___ Source material ___
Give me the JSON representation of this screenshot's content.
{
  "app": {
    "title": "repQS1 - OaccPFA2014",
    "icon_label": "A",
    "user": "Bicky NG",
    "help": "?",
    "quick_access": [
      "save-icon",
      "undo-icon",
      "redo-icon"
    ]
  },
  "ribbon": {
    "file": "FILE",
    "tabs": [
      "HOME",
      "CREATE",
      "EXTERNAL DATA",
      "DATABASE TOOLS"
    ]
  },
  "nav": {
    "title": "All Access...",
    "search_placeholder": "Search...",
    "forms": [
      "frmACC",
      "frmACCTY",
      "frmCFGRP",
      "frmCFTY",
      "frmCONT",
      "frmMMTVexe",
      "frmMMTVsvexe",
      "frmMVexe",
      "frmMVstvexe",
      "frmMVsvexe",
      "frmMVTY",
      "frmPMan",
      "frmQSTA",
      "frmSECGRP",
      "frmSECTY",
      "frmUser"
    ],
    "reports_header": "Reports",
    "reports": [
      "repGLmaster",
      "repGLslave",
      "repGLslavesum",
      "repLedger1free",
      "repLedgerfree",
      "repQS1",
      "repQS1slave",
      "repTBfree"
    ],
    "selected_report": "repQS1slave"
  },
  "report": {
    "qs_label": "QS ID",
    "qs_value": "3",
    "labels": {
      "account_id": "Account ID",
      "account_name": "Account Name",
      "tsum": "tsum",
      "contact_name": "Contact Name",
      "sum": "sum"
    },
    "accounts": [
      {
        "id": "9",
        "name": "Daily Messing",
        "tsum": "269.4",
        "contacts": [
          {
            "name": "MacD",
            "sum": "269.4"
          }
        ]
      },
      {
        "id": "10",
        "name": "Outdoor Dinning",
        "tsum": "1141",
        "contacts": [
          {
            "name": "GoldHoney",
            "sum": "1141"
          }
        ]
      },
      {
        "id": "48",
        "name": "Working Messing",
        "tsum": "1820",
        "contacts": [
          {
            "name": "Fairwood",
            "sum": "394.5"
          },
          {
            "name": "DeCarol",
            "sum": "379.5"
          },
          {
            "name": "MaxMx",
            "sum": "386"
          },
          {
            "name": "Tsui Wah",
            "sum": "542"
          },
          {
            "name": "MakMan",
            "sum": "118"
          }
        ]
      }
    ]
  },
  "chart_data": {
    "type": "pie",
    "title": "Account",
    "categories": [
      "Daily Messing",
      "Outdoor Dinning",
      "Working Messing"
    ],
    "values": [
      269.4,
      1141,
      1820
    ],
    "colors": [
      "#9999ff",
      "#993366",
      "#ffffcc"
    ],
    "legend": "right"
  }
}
___
___ Source material ___
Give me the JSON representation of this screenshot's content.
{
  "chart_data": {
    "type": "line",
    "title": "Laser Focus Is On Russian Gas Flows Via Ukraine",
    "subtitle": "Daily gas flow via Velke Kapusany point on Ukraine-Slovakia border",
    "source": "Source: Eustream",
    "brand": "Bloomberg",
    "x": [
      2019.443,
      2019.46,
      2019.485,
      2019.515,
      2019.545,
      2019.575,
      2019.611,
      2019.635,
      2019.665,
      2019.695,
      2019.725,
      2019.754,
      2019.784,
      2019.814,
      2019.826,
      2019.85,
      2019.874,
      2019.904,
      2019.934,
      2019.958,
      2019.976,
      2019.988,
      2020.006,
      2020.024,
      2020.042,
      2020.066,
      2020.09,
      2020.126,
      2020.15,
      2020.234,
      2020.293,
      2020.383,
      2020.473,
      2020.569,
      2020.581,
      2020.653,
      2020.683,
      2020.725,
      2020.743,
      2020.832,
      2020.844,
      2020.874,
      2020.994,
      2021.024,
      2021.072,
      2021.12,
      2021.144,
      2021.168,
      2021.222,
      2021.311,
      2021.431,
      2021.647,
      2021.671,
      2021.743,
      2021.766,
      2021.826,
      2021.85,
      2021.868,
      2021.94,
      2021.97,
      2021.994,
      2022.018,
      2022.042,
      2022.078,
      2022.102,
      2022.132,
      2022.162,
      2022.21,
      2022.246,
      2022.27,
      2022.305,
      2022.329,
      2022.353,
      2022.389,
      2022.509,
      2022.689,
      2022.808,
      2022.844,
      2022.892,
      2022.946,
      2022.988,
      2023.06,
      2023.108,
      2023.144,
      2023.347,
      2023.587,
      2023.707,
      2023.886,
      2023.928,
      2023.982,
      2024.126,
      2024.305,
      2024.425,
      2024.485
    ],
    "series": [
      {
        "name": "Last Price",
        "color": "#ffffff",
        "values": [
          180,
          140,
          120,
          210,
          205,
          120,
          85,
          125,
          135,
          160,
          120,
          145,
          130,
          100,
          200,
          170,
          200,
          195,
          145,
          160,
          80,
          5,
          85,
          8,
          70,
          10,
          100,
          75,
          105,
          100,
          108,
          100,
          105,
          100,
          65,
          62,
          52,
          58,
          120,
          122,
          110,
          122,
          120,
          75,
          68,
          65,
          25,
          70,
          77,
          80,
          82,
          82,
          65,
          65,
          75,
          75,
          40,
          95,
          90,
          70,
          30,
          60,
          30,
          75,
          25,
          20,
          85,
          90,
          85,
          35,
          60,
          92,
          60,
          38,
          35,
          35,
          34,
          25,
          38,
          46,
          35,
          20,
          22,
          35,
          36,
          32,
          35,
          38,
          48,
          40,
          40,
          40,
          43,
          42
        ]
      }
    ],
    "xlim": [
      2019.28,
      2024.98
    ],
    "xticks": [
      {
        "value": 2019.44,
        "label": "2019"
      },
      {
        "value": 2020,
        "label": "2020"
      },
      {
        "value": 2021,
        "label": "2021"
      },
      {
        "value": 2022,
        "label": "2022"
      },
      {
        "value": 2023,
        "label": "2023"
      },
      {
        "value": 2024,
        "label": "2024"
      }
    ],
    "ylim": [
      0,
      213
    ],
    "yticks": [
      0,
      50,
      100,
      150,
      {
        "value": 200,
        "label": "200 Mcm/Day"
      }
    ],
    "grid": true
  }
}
___
### Work to do
How many lines in the records above contain the word "Messing"? Reply with the number and nothing more.

### Result of this task
4